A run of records

- - - -

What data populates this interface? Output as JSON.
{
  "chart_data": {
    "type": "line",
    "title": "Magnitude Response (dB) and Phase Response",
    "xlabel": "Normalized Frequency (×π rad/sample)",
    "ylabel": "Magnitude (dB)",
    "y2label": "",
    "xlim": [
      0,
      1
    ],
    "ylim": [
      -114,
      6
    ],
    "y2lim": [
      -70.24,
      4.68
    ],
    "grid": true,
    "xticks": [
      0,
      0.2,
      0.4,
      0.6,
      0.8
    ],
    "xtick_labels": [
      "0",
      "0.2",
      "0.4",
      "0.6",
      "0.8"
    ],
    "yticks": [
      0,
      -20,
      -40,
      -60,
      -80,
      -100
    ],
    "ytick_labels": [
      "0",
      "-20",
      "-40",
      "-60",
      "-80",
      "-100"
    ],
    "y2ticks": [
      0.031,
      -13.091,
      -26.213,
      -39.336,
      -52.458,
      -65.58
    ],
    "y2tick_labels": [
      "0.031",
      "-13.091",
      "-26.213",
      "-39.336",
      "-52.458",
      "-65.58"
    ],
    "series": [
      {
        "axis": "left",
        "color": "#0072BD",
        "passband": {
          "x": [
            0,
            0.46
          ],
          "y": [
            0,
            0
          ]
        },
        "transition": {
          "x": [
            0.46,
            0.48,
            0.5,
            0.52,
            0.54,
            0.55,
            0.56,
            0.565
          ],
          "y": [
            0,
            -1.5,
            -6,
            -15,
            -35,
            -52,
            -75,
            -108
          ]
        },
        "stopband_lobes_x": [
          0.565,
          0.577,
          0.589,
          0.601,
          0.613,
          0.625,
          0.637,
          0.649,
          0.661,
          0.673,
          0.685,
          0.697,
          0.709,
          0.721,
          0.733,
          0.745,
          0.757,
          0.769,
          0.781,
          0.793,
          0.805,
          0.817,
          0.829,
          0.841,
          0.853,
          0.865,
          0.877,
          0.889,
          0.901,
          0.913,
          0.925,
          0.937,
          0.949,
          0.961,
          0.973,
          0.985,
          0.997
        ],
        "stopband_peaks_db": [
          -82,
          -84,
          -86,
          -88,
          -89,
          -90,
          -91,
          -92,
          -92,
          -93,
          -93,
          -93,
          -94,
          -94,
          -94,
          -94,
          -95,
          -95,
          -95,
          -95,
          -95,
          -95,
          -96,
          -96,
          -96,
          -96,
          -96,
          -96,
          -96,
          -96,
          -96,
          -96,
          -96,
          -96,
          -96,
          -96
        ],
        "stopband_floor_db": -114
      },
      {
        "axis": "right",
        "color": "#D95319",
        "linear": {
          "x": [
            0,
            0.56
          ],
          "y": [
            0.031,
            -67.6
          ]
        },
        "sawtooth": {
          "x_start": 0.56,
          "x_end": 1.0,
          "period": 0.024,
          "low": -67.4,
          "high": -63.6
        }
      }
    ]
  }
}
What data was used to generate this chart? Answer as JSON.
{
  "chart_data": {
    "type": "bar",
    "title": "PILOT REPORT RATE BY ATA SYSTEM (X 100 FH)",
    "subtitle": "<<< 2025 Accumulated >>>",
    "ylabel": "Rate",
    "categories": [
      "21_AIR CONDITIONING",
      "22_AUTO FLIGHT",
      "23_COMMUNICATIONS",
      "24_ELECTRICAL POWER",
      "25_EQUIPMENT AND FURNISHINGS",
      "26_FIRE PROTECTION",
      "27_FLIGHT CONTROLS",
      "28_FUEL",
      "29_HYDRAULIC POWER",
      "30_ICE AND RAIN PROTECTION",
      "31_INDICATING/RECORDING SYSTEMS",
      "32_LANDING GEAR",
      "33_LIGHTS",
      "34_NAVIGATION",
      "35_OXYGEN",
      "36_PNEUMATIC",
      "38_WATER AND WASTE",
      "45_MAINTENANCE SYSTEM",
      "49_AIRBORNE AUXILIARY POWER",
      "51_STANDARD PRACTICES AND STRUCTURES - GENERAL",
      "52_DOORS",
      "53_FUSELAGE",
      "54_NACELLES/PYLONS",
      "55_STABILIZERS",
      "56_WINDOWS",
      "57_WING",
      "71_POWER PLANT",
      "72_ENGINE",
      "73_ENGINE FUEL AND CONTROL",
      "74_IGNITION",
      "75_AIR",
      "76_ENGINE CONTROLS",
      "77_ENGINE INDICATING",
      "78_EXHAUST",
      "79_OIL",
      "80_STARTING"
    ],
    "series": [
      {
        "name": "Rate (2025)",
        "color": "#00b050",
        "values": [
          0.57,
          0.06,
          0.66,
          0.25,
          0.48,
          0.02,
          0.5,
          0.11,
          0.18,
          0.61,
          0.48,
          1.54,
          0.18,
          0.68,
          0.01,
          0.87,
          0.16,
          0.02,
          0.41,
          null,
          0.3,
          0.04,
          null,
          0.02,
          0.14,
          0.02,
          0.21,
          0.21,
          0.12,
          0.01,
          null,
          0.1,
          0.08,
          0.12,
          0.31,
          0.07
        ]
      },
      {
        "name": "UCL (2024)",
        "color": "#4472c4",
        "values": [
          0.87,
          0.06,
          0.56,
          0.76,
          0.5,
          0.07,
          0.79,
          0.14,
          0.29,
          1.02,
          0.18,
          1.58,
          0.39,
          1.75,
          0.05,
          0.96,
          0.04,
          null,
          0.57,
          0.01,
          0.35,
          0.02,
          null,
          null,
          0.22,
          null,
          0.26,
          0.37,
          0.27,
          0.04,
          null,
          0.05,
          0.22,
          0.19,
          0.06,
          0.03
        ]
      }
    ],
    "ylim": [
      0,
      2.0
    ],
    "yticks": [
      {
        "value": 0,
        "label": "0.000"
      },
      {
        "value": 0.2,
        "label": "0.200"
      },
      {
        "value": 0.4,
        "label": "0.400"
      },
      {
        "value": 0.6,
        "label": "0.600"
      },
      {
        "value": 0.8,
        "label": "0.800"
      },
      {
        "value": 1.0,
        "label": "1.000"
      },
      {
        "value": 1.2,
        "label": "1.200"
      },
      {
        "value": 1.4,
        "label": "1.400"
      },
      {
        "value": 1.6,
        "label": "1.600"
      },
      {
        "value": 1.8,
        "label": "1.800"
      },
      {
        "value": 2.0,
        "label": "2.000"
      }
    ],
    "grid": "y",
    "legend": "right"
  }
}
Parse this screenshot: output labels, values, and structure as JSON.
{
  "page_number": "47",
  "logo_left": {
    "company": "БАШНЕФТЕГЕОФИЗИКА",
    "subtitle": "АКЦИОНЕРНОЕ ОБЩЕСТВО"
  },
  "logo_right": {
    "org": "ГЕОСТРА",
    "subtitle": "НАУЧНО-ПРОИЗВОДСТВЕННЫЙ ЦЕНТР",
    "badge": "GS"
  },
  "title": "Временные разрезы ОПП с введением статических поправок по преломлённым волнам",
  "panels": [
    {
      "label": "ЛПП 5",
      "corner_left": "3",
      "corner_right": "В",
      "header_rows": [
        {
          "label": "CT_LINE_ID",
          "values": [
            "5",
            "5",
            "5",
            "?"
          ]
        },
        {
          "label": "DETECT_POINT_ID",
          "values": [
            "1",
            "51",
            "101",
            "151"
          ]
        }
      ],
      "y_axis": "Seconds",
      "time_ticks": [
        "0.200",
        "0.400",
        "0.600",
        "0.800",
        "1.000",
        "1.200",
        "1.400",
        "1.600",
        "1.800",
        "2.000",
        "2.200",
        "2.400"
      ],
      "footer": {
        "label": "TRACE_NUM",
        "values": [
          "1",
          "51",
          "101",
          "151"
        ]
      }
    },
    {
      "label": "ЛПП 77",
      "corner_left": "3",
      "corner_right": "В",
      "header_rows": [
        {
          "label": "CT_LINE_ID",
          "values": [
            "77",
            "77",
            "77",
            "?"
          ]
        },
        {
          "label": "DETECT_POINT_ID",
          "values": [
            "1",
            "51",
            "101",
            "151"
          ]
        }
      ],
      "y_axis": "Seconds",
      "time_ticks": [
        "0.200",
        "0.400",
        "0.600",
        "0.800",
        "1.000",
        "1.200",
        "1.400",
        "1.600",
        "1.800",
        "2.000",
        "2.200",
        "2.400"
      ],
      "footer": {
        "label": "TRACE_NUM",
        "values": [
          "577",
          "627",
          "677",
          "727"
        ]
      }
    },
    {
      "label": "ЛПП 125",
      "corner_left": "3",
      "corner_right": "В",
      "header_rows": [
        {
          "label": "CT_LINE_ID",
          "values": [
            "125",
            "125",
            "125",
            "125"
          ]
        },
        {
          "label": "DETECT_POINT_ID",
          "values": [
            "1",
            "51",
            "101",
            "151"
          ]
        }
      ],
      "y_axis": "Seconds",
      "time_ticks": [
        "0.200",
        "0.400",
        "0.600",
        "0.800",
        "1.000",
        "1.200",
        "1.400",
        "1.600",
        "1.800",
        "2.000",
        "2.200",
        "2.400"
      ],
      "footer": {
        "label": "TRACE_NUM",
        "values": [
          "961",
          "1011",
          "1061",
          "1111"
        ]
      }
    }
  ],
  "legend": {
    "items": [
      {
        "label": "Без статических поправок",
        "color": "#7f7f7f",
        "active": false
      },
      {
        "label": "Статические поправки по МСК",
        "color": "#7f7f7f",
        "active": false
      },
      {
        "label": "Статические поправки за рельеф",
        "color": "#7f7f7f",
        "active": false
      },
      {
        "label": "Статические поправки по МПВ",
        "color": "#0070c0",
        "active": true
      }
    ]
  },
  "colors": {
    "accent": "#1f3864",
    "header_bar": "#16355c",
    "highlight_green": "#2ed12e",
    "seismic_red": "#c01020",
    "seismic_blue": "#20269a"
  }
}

- - - -

Description of the task
Tell how many lines include "this". The number is the whole answer.

Task output
3